-- begin --
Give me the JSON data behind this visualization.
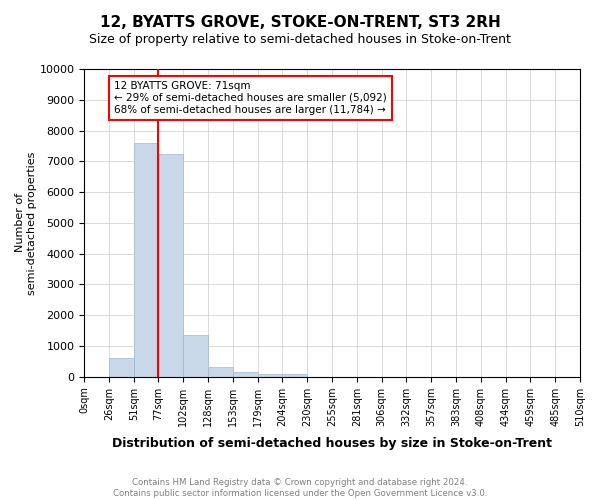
{
  "title": "12, BYATTS GROVE, STOKE-ON-TRENT, ST3 2RH",
  "subtitle": "Size of property relative to semi-detached houses in Stoke-on-Trent",
  "xlabel": "Distribution of semi-detached houses by size in Stoke-on-Trent",
  "ylabel": "Number of\nsemi-detached properties",
  "footnote": "Contains HM Land Registry data © Crown copyright and database right 2024.\nContains public sector information licensed under the Open Government Licence v3.0.",
  "bin_labels": [
    "0sqm",
    "26sqm",
    "51sqm",
    "77sqm",
    "102sqm",
    "128sqm",
    "153sqm",
    "179sqm",
    "204sqm",
    "230sqm",
    "255sqm",
    "281sqm",
    "306sqm",
    "332sqm",
    "357sqm",
    "383sqm",
    "408sqm",
    "434sqm",
    "459sqm",
    "485sqm",
    "510sqm"
  ],
  "bar_values": [
    0,
    600,
    7600,
    7250,
    1350,
    325,
    150,
    100,
    75,
    0,
    0,
    0,
    0,
    0,
    0,
    0,
    0,
    0,
    0,
    0
  ],
  "bar_color": "#c8d8e8",
  "bar_edge_color": "#a0b8cc",
  "red_line_x": 3.0,
  "annotation_title": "12 BYATTS GROVE: 71sqm",
  "annotation_line1": "← 29% of semi-detached houses are smaller (5,092)",
  "annotation_line2": "68% of semi-detached houses are larger (11,784) →",
  "ylim": [
    0,
    10000
  ],
  "yticks": [
    0,
    1000,
    2000,
    3000,
    4000,
    5000,
    6000,
    7000,
    8000,
    9000,
    10000
  ],
  "grid_color": "#cccccc",
  "background_color": "#ffffff"
}
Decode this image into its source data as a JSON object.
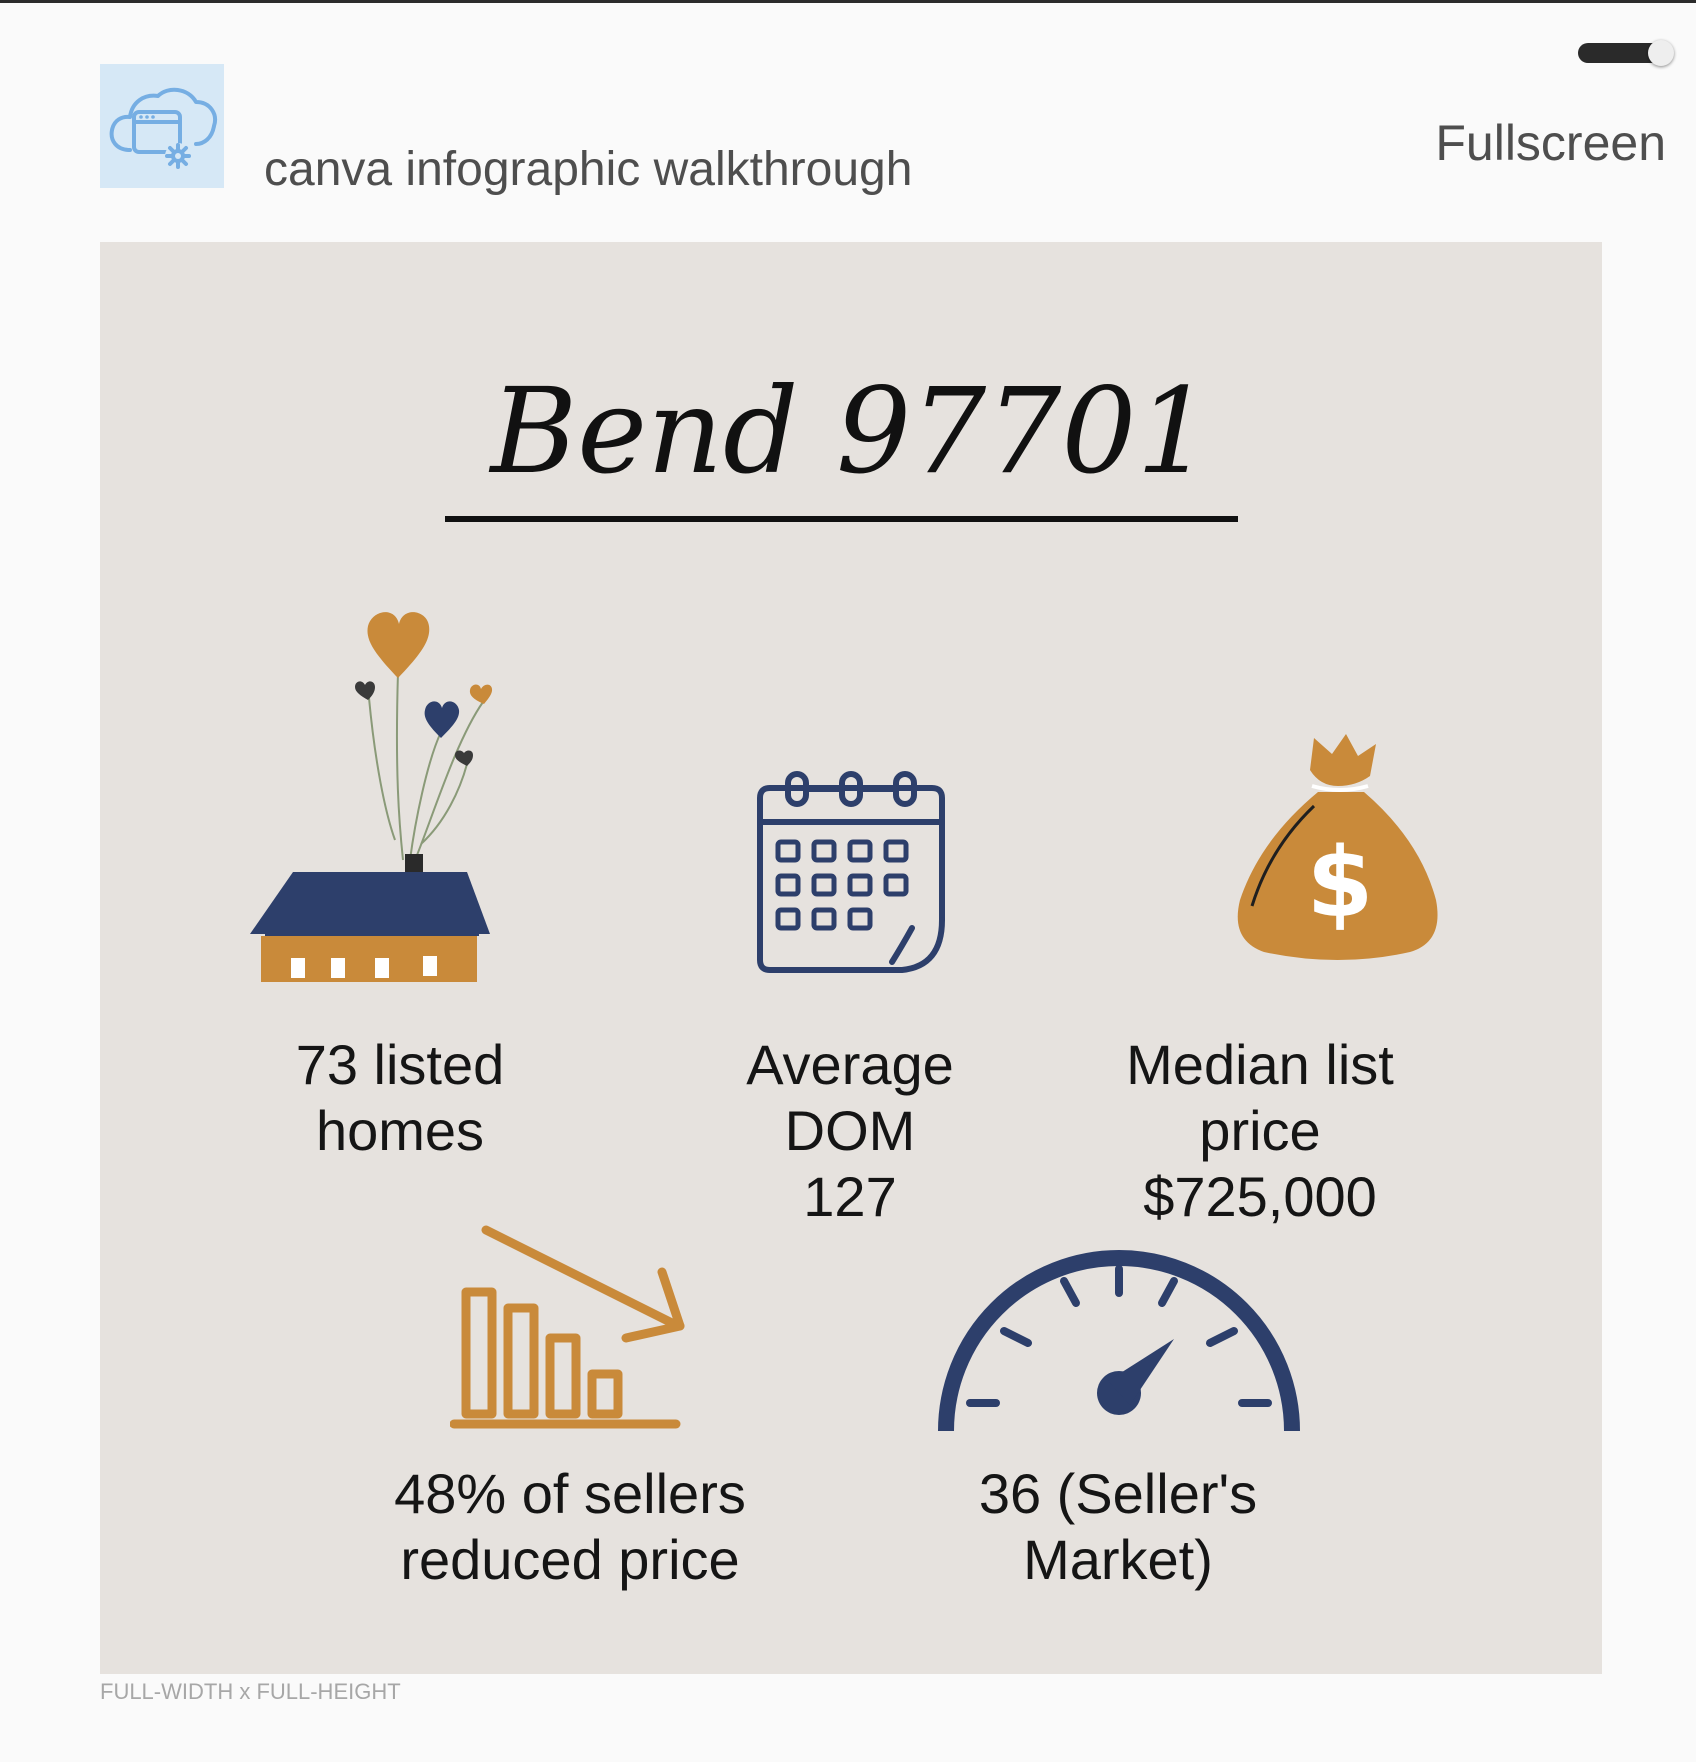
{
  "app": {
    "title": "canva infographic walkthrough",
    "icon": "cloud-settings-icon",
    "fullscreen_label": "Fullscreen",
    "toggle_on": true,
    "size_label": "FULL-WIDTH x FULL-HEIGHT"
  },
  "infographic": {
    "title": "Bend 97701",
    "stats": [
      {
        "icon": "house-icon",
        "lines": [
          "73 listed",
          "homes"
        ]
      },
      {
        "icon": "calendar-icon",
        "lines": [
          "Average",
          "DOM",
          "127"
        ]
      },
      {
        "icon": "money-bag-icon",
        "lines": [
          "Median list",
          "price",
          "$725,000"
        ]
      },
      {
        "icon": "declining-bar-chart-icon",
        "lines": [
          "48% of sellers",
          "reduced price"
        ]
      },
      {
        "icon": "speedometer-icon",
        "lines": [
          "36 (Seller's",
          "Market)"
        ]
      }
    ]
  },
  "colors": {
    "navy": "#2d3f6b",
    "orange": "#c98a3a",
    "canvas_bg": "#e6e2de",
    "page_bg": "#fafafa"
  }
}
-- end --
> [Instructions for the task] Return every line of the preceding records in which the word "icon" appears.

> [Output for this exercise]
    "icon": "cloud-settings-icon",
        "icon": "house-icon",
        "icon": "calendar-icon",
        "icon": "money-bag-icon",
        "icon": "declining-bar-chart-icon",
        "icon": "speedometer-icon",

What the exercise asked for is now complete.